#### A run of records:
_ _ _ _

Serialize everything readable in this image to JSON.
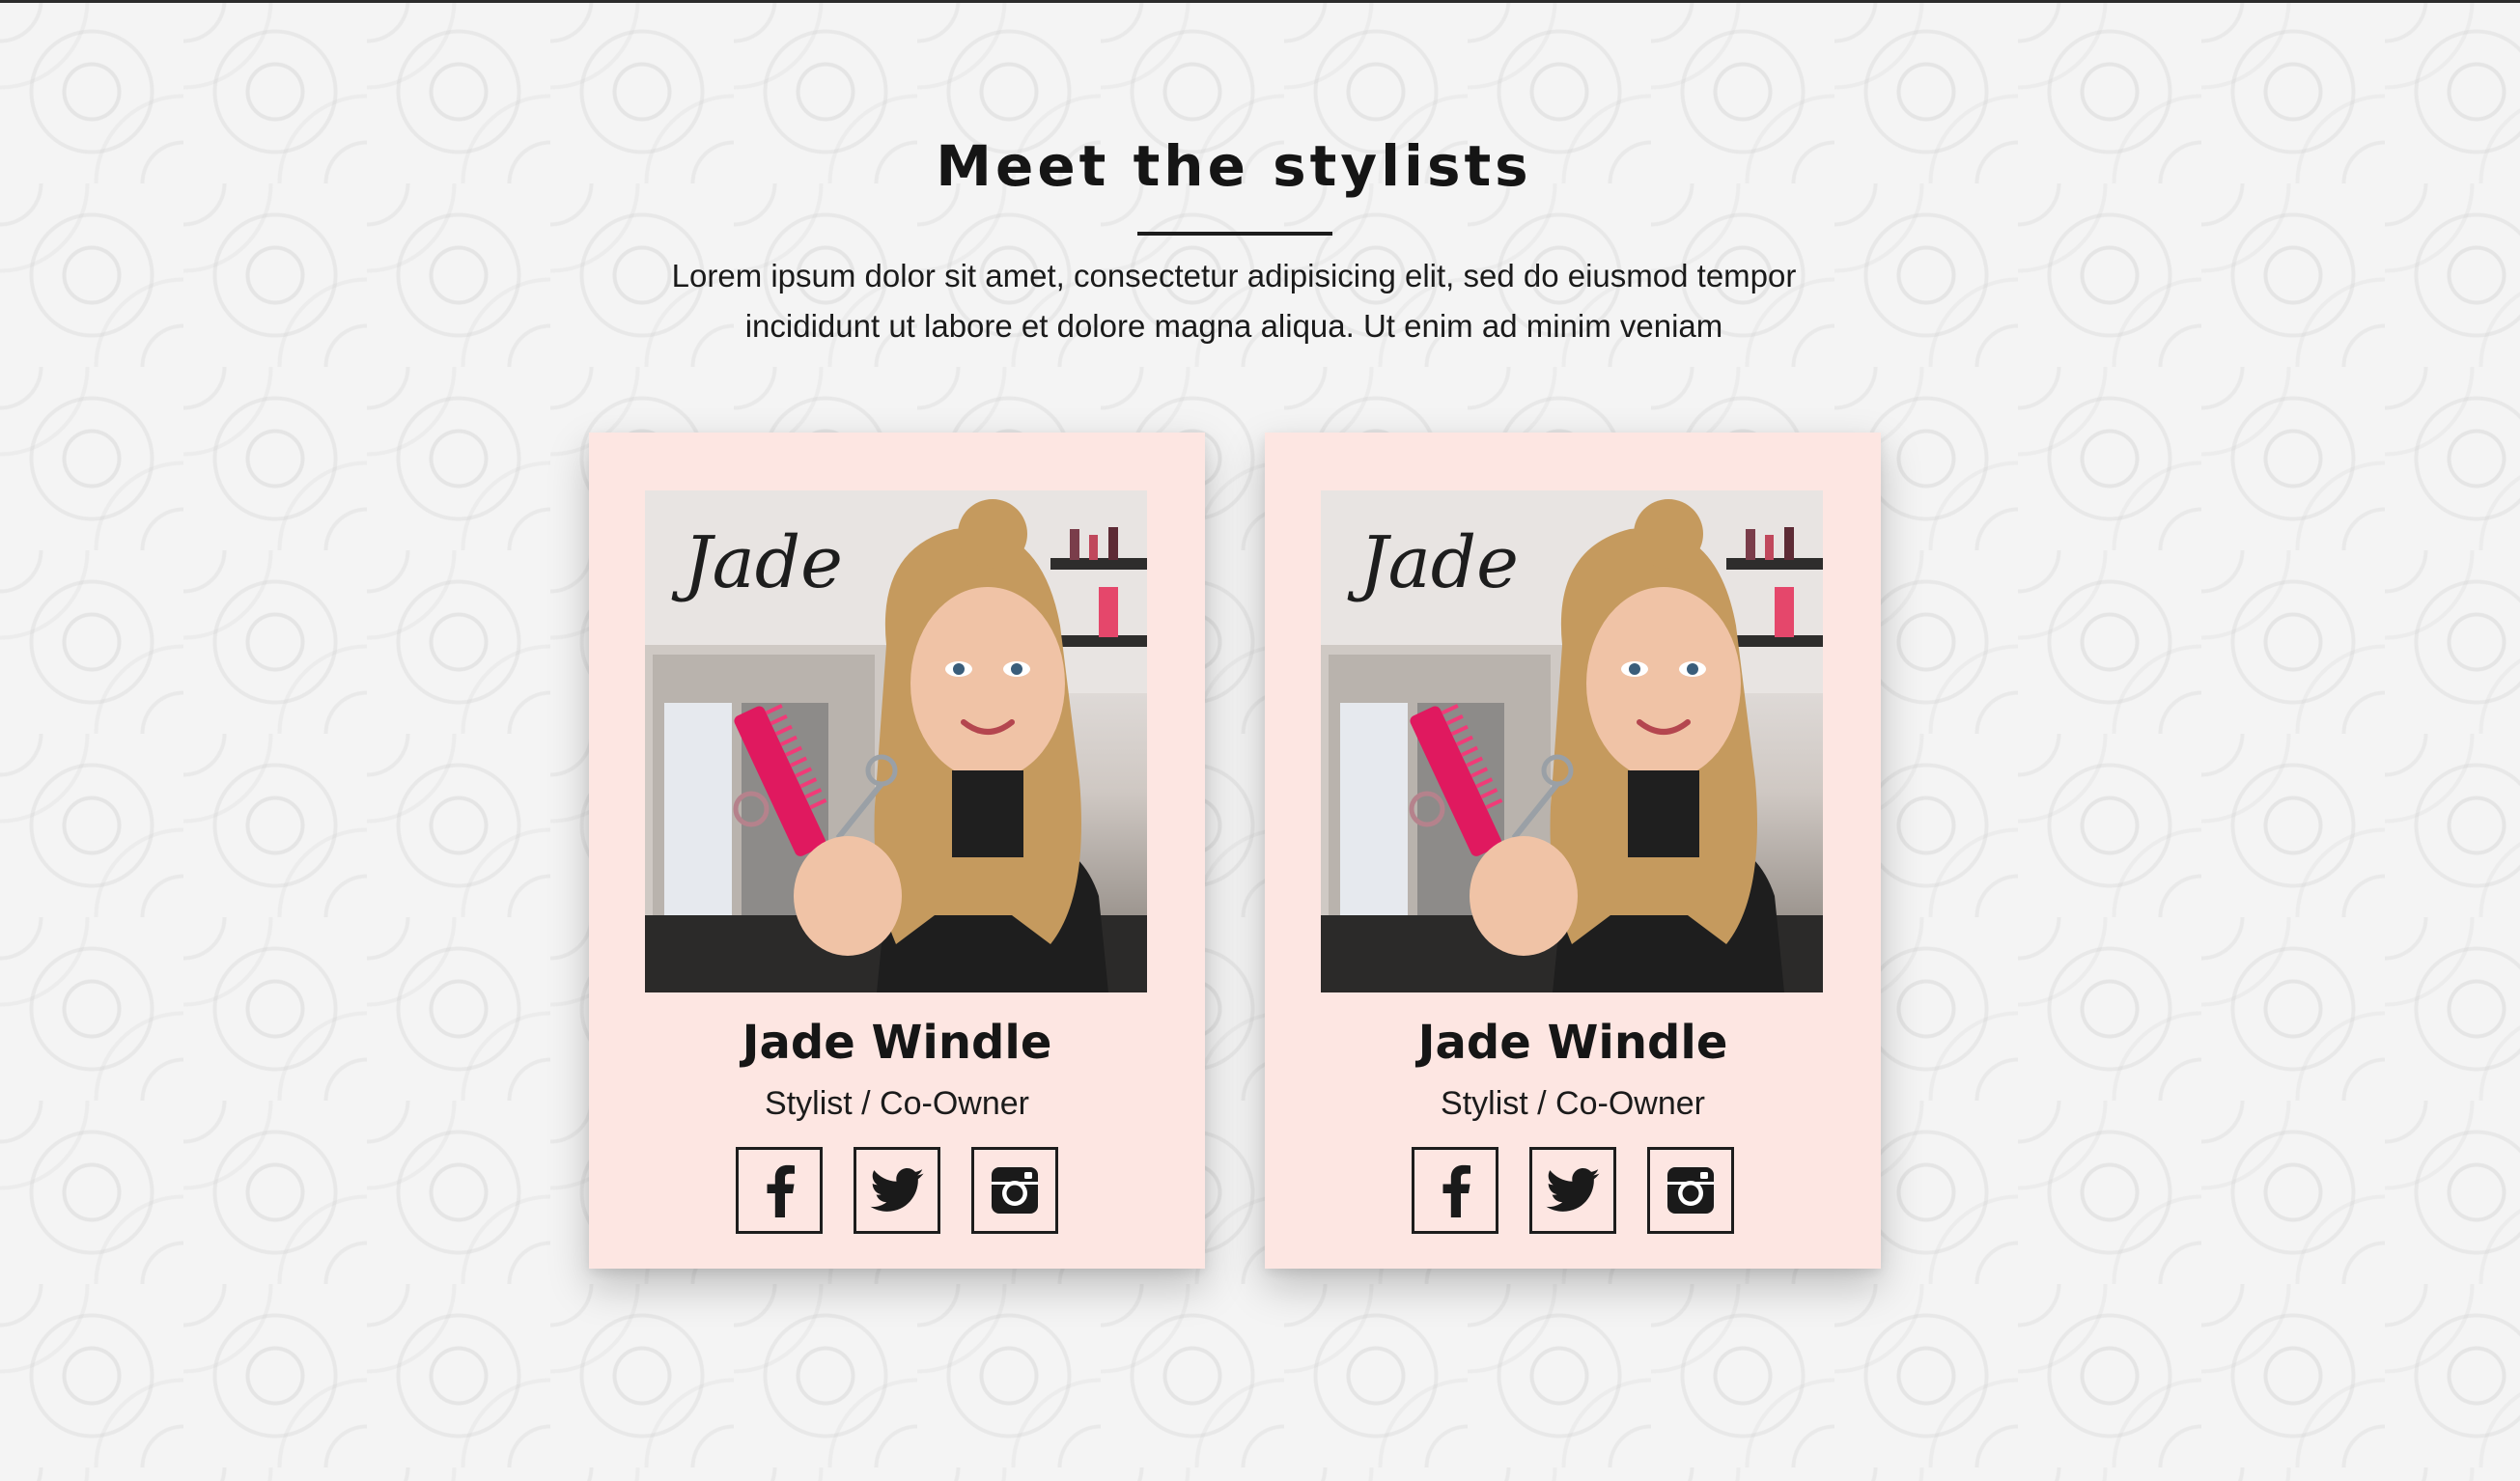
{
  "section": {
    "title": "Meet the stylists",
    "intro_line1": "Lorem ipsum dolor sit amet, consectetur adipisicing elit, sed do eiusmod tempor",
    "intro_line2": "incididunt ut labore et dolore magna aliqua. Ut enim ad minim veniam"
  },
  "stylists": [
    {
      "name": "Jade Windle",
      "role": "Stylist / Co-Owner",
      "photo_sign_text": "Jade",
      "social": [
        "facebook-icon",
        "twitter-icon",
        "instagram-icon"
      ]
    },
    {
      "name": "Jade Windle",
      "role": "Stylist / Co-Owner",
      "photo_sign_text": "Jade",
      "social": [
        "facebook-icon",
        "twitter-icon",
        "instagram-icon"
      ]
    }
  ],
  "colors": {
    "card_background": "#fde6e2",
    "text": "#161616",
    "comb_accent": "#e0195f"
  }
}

_ _ _ _

#### Direction:
Repeat the material above verbatim, with no pictures in the output.

#### Task solution:
Serialize everything readable in this image to JSON.
{
  "section": {
    "title": "Meet the stylists",
    "intro_line1": "Lorem ipsum dolor sit amet, consectetur adipisicing elit, sed do eiusmod tempor",
    "intro_line2": "incididunt ut labore et dolore magna aliqua. Ut enim ad minim veniam"
  },
  "stylists": [
    {
      "name": "Jade Windle",
      "role": "Stylist / Co-Owner",
      "photo_sign_text": "Jade",
      "social": [
        "facebook-icon",
        "twitter-icon",
        "instagram-icon"
      ]
    },
    {
      "name": "Jade Windle",
      "role": "Stylist / Co-Owner",
      "photo_sign_text": "Jade",
      "social": [
        "facebook-icon",
        "twitter-icon",
        "instagram-icon"
      ]
    }
  ],
  "colors": {
    "card_background": "#fde6e2",
    "text": "#161616",
    "comb_accent": "#e0195f"
  }
}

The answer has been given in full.